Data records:
— BEGIN —

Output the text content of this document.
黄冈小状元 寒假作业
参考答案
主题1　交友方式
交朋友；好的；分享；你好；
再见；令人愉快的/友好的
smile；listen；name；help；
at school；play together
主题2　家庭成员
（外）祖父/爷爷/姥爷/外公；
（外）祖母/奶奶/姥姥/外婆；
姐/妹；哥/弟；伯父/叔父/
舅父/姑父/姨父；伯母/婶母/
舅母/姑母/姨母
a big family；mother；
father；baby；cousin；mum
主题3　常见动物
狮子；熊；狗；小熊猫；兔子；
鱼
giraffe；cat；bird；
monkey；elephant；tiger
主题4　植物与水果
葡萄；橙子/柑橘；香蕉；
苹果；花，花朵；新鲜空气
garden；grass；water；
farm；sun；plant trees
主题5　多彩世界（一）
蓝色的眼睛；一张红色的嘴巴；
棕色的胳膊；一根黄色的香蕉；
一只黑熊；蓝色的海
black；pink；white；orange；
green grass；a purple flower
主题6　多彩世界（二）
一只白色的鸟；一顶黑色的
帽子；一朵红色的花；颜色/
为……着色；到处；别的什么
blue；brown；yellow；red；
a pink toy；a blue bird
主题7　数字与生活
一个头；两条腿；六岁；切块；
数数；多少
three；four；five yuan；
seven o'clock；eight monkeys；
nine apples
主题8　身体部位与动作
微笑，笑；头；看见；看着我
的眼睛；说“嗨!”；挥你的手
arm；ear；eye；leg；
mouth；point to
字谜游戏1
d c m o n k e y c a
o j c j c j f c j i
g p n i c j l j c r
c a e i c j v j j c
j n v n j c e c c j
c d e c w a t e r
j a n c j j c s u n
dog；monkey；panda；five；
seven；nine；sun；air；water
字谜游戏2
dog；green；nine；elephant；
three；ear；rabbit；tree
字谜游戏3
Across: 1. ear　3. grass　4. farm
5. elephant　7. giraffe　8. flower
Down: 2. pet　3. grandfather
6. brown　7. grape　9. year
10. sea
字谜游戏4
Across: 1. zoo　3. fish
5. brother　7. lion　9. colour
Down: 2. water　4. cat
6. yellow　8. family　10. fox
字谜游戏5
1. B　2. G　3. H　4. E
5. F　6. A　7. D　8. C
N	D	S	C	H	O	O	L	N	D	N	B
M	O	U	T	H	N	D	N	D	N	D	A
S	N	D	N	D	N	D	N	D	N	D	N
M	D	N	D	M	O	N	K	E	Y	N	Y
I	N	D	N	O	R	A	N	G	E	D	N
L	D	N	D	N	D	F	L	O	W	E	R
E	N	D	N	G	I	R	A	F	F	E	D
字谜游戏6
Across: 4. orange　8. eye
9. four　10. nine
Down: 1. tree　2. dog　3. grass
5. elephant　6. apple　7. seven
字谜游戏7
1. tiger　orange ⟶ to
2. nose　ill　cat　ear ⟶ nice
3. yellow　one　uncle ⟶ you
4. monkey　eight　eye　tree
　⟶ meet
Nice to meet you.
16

— END —

**WHAT IS REQUIRED**
Select every line in the records above that contains the word "blue".

**FINISHED TASK**
blue；brown；yellow；red；
a pink toy；a blue bird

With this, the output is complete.